TASK DESCRIPTION - Where a line holds "Nombre", copy it.

EXTRACTED DATA -

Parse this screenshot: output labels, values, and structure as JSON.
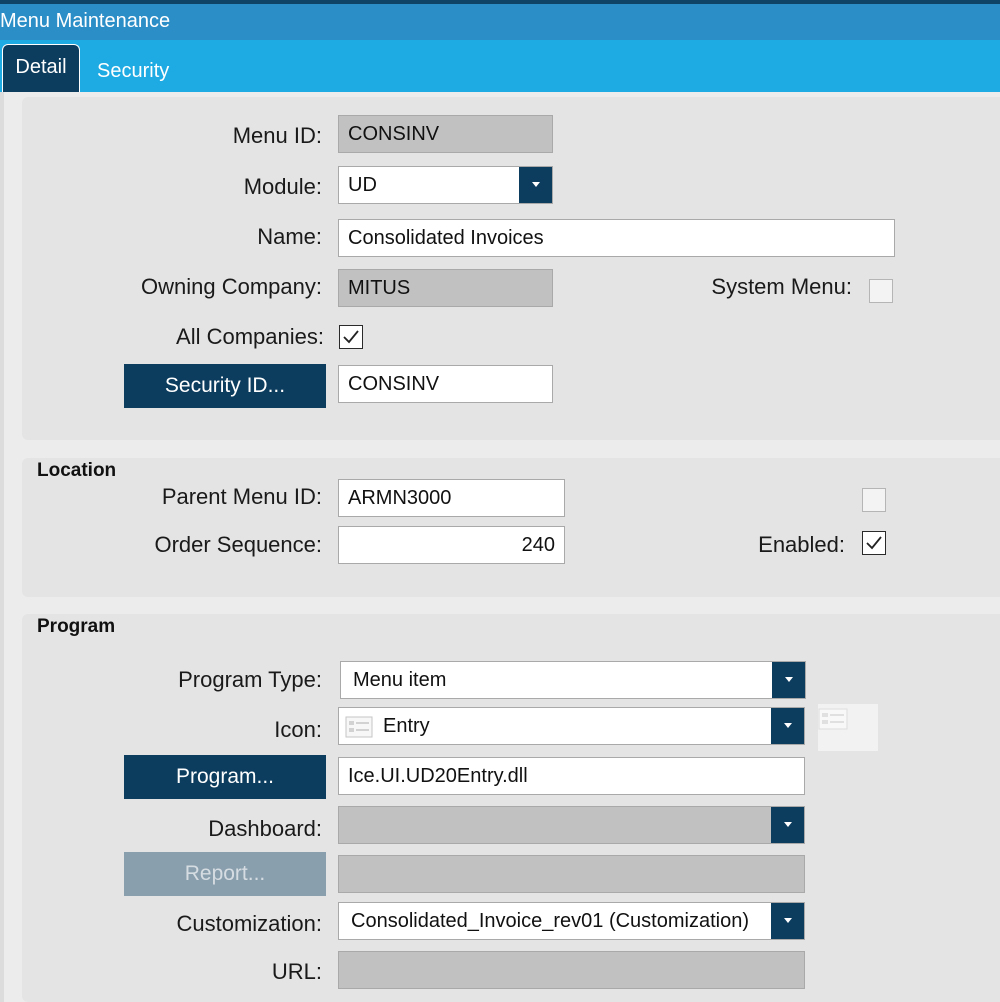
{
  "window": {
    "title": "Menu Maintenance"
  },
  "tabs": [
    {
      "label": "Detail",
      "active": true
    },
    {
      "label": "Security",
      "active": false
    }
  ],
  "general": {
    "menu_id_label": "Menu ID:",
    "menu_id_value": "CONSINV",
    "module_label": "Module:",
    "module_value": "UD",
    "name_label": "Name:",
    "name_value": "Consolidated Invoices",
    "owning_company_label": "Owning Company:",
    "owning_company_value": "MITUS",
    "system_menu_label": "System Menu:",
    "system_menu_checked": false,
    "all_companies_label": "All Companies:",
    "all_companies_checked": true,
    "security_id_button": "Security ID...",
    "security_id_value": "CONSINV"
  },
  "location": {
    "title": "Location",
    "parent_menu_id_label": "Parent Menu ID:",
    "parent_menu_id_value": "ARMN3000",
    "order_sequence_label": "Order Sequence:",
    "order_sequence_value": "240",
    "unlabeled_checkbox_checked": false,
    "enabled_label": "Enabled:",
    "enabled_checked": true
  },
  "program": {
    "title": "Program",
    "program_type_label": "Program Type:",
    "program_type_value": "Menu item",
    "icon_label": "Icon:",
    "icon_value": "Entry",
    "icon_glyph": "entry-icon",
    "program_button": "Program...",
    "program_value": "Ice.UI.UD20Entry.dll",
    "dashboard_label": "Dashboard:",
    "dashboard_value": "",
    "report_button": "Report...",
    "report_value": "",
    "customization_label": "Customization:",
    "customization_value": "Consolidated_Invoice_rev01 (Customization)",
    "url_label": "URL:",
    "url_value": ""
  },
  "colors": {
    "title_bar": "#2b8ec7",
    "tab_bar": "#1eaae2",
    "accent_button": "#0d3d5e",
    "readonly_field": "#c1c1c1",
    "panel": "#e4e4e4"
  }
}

* * *

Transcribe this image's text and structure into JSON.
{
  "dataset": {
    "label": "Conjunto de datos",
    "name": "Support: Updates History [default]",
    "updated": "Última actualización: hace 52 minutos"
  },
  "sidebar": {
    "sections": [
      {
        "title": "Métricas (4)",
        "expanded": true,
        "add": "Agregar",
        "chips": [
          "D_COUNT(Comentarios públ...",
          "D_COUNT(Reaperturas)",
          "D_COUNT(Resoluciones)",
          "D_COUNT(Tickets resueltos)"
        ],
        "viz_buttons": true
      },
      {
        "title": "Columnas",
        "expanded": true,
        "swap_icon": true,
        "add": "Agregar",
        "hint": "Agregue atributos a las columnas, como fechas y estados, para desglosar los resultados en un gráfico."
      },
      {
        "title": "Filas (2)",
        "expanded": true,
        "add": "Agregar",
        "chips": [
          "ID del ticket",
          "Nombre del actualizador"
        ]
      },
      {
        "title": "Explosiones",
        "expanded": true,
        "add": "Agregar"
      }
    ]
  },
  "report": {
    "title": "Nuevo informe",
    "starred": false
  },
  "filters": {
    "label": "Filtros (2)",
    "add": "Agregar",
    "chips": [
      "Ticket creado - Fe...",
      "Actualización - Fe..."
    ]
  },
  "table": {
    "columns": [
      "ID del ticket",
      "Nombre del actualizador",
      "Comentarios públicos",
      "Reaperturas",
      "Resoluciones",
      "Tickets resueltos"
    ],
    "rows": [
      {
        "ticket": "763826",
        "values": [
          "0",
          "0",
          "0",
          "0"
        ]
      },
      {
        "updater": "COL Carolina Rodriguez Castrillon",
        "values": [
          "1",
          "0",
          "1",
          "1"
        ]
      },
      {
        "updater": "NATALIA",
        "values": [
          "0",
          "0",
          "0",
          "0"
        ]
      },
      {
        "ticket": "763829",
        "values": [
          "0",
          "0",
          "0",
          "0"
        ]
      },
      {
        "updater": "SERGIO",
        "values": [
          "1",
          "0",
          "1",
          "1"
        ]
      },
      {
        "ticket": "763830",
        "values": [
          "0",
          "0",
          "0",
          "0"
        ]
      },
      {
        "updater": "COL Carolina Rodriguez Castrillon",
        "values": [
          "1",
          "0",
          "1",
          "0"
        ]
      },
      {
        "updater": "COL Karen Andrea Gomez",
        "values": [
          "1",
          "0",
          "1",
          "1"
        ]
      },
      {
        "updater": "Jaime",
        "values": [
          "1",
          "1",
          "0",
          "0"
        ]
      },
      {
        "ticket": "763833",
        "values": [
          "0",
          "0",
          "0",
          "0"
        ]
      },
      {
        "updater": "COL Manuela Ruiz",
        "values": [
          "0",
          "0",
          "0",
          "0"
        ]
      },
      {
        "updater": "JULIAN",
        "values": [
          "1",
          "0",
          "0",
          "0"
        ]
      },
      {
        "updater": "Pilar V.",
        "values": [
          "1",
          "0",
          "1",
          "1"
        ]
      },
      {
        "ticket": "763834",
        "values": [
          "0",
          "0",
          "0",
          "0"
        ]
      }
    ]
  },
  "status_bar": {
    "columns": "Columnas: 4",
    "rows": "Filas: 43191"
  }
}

---

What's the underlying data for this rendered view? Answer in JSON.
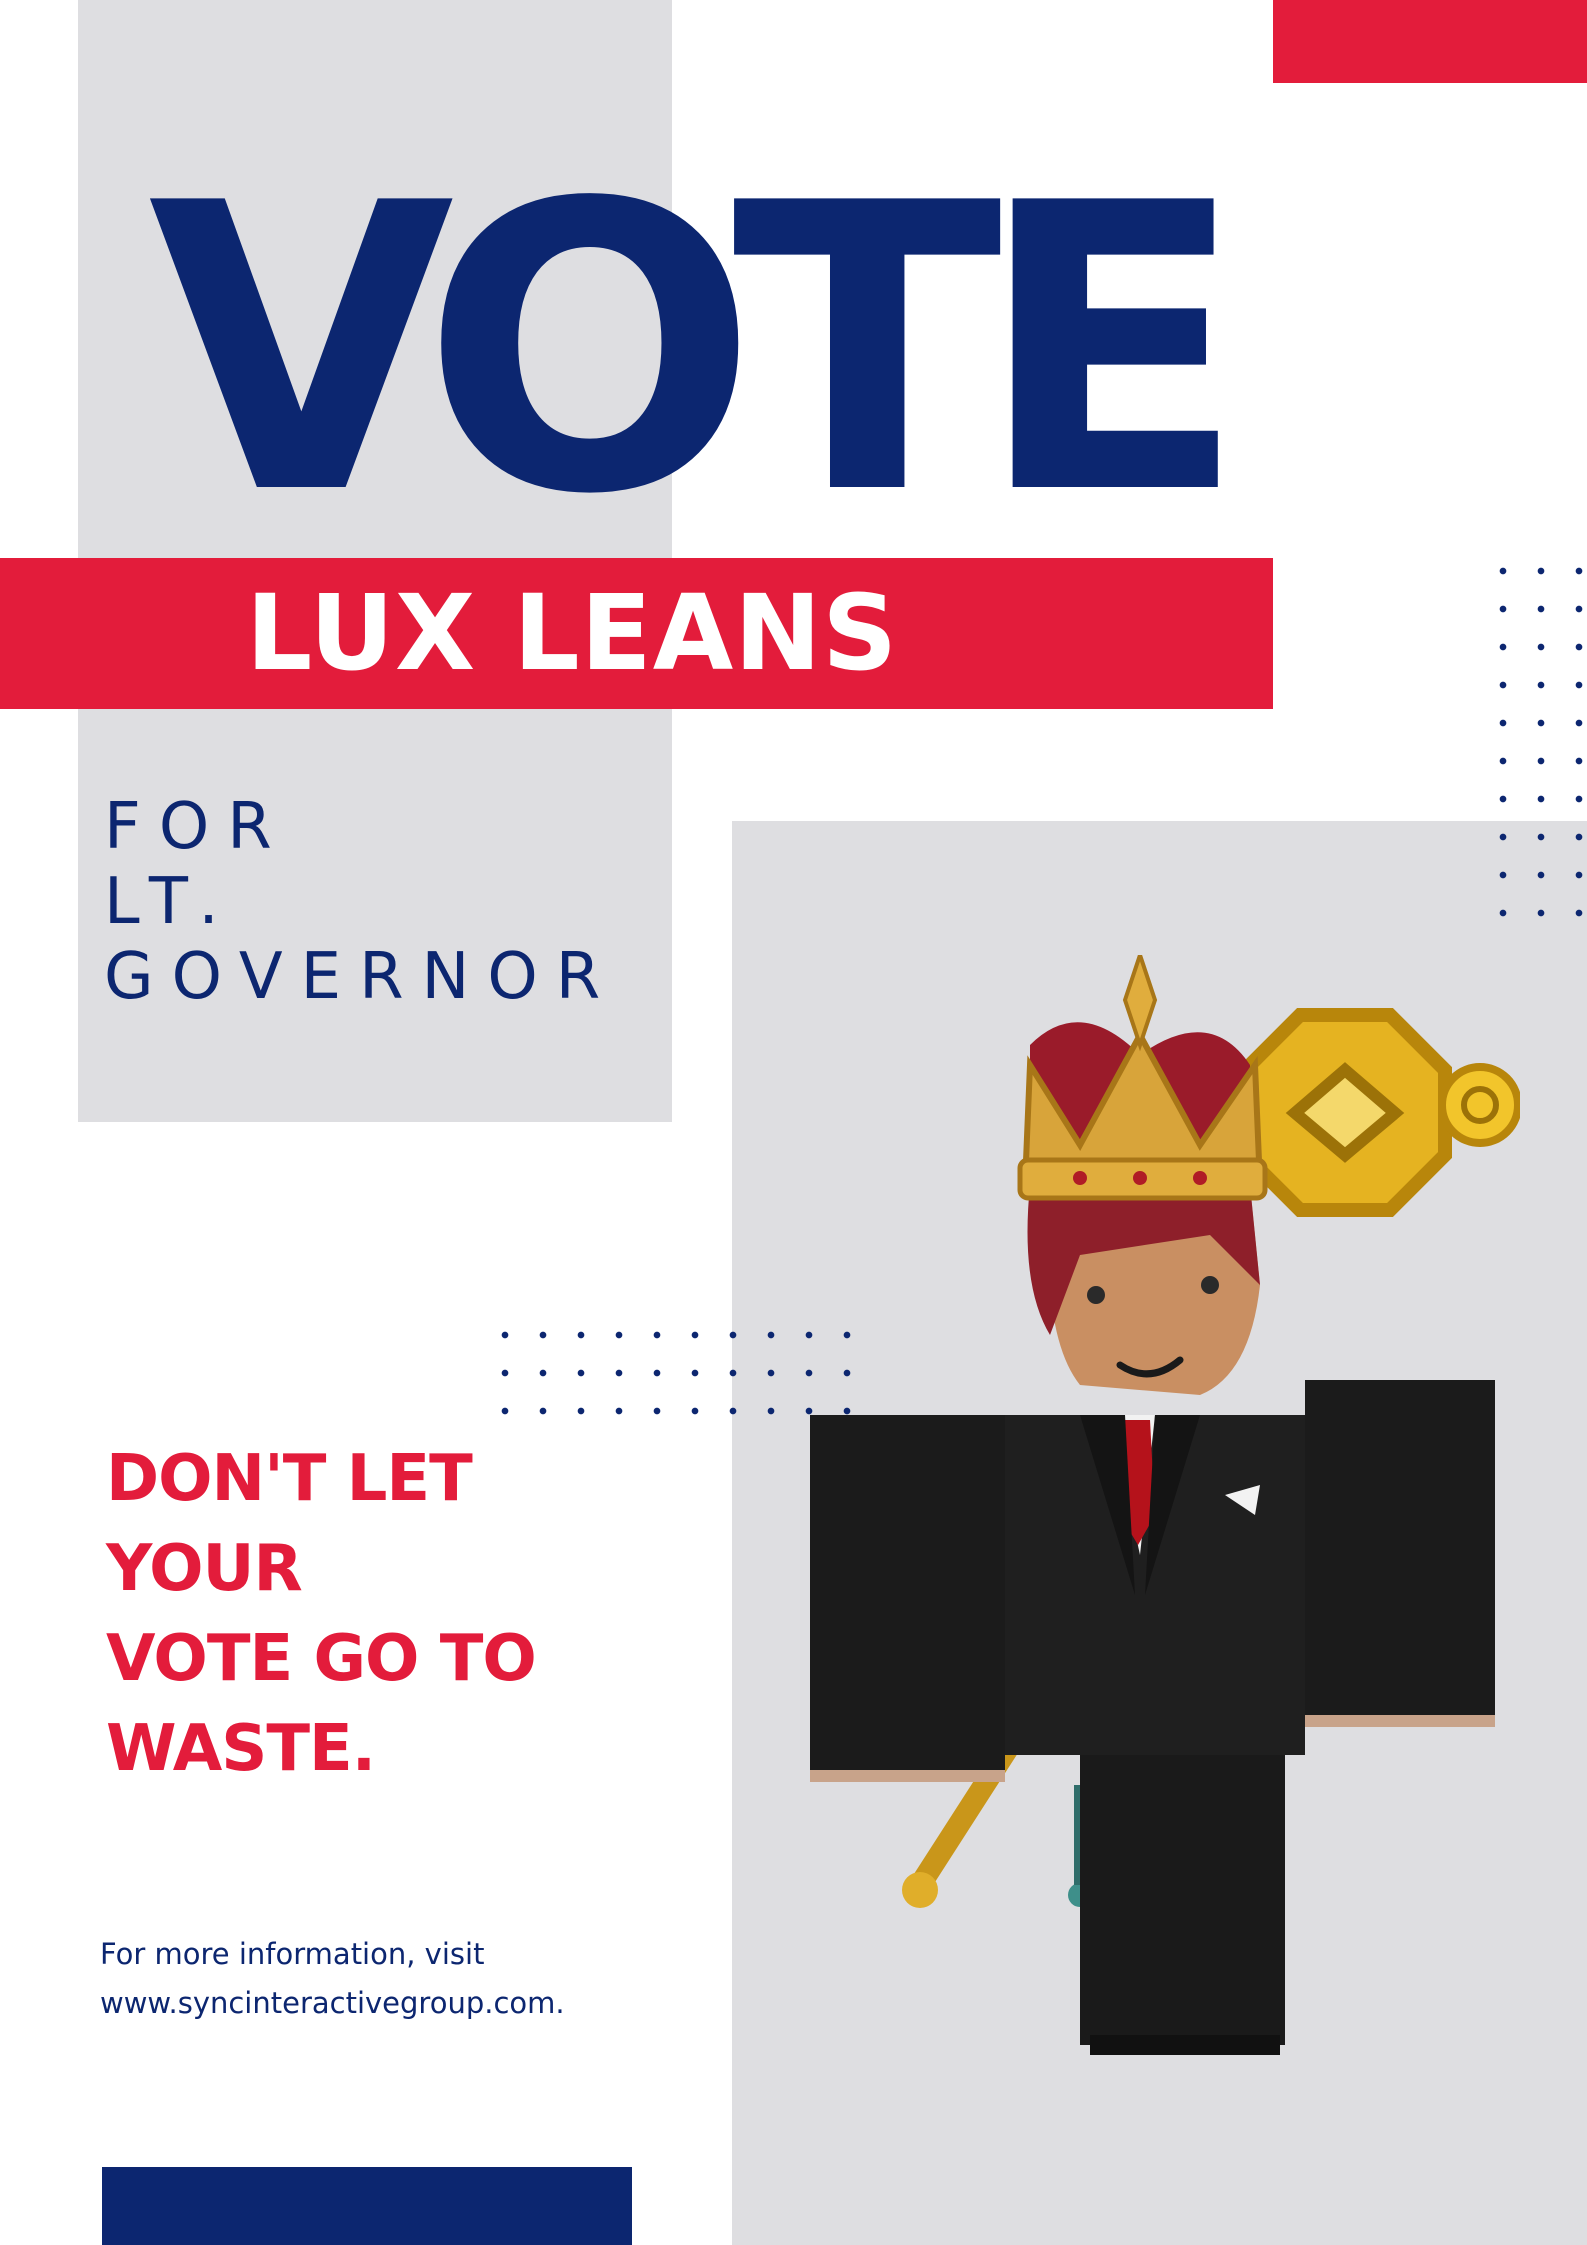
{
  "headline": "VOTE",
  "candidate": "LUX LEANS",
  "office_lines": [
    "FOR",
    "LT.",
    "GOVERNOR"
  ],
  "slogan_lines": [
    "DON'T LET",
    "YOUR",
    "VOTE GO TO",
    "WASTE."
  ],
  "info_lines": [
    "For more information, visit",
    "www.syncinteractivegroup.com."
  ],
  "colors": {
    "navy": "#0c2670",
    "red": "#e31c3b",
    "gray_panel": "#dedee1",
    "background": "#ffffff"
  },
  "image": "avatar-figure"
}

FULL OUTPUT -
          "Nombre del actualizador"
      "Nombre del actualizador",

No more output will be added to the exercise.